CHALLENGE — Word for word, set down the records and skip each picture.

PROVIDED INFORMATION —

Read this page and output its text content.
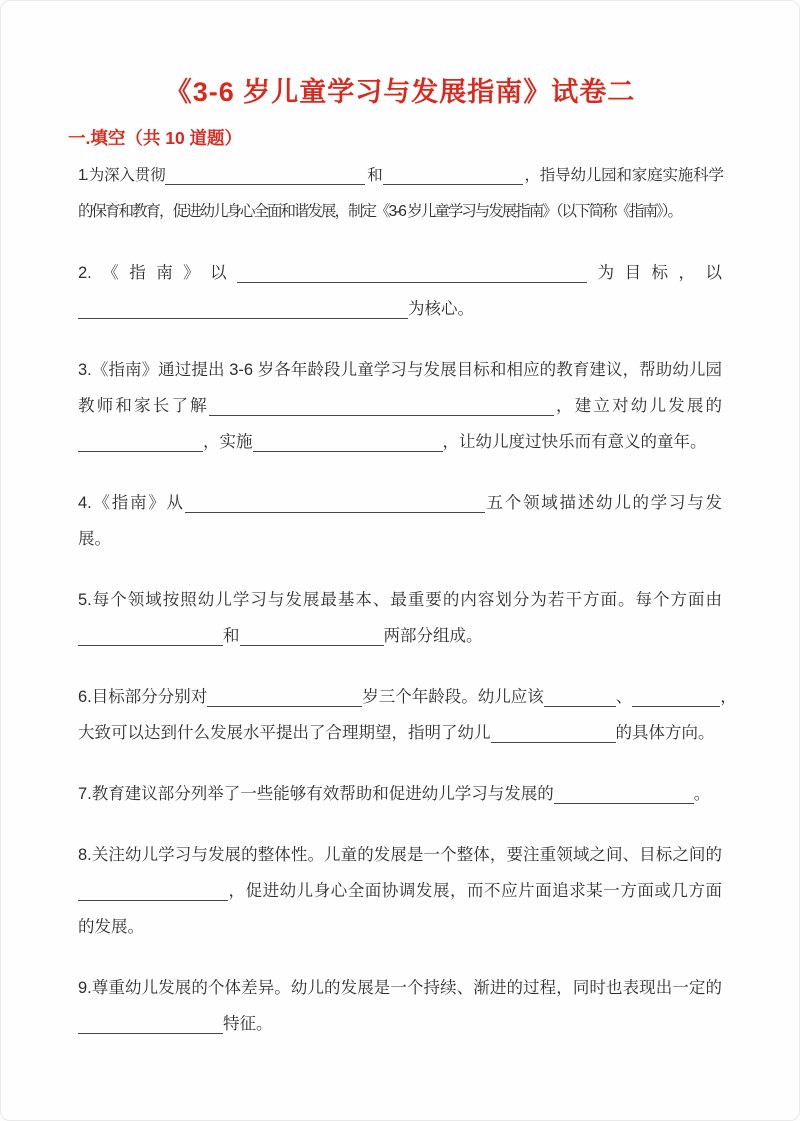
《3-6 岁儿童学习与发展指南》试卷二
一.填空（共 10 道题）
1.为深入贯彻	和	，指导幼儿园和家庭实施科学
的保育和教育，促进幼儿身心全面和谐发展，制定《3-6 岁儿童学习与发展指南》（以下简称《指南》）。
2.《指南》以	为目标，以
为核心。
3.《指南》通过提出 3-6 岁各年龄段儿童学习与发展目标和相应的教育建议，帮助幼儿园
教师和家长了解	，建立对幼儿发展的
，实施	，让幼儿度过快乐而有意义的童年。
4.《指南》从	五个领域描述幼儿的学习与发
展。
5.每个领域按照幼儿学习与发展最基本、最重要的内容划分为若干方面。每个方面由
和	两部分组成。
6.目标部分分别对	岁三个年龄段。幼儿应该	、	，
大致可以达到什么发展水平提出了合理期望，指明了幼儿	的具体方向。
7.教育建议部分列举了一些能够有效帮助和促进幼儿学习与发展的	。
8.关注幼儿学习与发展的整体性。儿童的发展是一个整体，要注重领域之间、目标之间的
，促进幼儿身心全面协调发展，而不应片面追求某一方面或几方面
的发展。
9.尊重幼儿发展的个体差异。幼儿的发展是一个持续、渐进的过程，同时也表现出一定的
特征。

RESPONSE —
Read this page and output its text content.
《3-6 岁儿童学习与发展指南》试卷二
一.填空（共 10 道题）
1.为深入贯彻	和	，指导幼儿园和家庭实施科学
的保育和教育，促进幼儿身心全面和谐发展，制定《3-6 岁儿童学习与发展指南》（以下简称《指南》）。
2.《指南》以	为目标，以
为核心。
3.《指南》通过提出 3-6 岁各年龄段儿童学习与发展目标和相应的教育建议，帮助幼儿园
教师和家长了解	，建立对幼儿发展的
，实施	，让幼儿度过快乐而有意义的童年。
4.《指南》从	五个领域描述幼儿的学习与发
展。
5.每个领域按照幼儿学习与发展最基本、最重要的内容划分为若干方面。每个方面由
和	两部分组成。
6.目标部分分别对	岁三个年龄段。幼儿应该	、	，
大致可以达到什么发展水平提出了合理期望，指明了幼儿	的具体方向。
7.教育建议部分列举了一些能够有效帮助和促进幼儿学习与发展的	。
8.关注幼儿学习与发展的整体性。儿童的发展是一个整体，要注重领域之间、目标之间的
，促进幼儿身心全面协调发展，而不应片面追求某一方面或几方面
的发展。
9.尊重幼儿发展的个体差异。幼儿的发展是一个持续、渐进的过程，同时也表现出一定的
特征。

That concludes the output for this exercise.